== SHORT EXERCISE ==
Review the lines that follow and copy each one that contains the word "schedule".

+ + +

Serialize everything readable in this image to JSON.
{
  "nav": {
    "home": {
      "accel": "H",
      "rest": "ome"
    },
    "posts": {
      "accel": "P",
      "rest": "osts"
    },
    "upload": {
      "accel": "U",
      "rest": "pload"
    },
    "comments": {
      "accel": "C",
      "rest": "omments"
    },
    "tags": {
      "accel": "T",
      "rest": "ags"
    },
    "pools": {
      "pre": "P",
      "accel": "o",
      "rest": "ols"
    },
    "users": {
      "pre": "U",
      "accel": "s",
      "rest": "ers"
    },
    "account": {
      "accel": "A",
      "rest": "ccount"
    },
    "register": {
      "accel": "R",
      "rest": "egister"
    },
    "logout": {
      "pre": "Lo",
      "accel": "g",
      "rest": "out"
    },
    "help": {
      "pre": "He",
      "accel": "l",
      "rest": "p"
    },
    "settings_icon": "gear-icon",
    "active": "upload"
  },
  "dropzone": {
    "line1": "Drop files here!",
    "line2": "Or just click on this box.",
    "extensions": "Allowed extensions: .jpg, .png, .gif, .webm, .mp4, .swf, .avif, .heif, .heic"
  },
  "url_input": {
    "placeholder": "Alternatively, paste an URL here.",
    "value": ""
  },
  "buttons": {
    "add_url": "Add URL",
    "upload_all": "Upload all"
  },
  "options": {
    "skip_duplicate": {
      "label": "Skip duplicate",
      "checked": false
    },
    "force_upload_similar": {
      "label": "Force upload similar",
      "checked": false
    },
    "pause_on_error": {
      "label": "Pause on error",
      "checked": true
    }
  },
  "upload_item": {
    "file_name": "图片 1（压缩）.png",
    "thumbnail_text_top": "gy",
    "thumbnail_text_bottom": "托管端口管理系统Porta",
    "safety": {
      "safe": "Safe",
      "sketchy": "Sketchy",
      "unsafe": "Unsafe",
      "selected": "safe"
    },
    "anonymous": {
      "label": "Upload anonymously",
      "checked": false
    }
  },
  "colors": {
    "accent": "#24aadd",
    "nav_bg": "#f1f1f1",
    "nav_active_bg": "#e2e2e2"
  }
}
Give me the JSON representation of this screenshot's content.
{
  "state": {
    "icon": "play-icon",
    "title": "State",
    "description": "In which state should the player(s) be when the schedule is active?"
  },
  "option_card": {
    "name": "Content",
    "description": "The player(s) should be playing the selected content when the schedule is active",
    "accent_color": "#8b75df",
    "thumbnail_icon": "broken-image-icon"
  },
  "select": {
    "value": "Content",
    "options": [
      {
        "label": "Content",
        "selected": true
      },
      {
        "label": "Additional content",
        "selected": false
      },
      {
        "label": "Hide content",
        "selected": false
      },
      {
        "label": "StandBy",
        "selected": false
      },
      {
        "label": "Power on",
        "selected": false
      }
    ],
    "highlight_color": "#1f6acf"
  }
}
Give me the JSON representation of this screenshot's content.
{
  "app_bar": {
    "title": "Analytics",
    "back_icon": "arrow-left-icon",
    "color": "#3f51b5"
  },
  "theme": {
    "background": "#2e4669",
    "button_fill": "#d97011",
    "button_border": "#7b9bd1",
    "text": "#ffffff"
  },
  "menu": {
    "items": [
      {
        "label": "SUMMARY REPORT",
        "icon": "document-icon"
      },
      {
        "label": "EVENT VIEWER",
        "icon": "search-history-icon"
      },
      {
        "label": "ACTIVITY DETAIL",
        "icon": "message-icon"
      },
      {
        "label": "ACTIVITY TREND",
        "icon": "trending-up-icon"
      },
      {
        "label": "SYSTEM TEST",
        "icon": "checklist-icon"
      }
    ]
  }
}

+ + +

== COMPLETE ANSWER ==
    "description": "In which state should the player(s) be when the schedule is active?"
    "description": "The player(s) should be playing the selected content when the schedule is active",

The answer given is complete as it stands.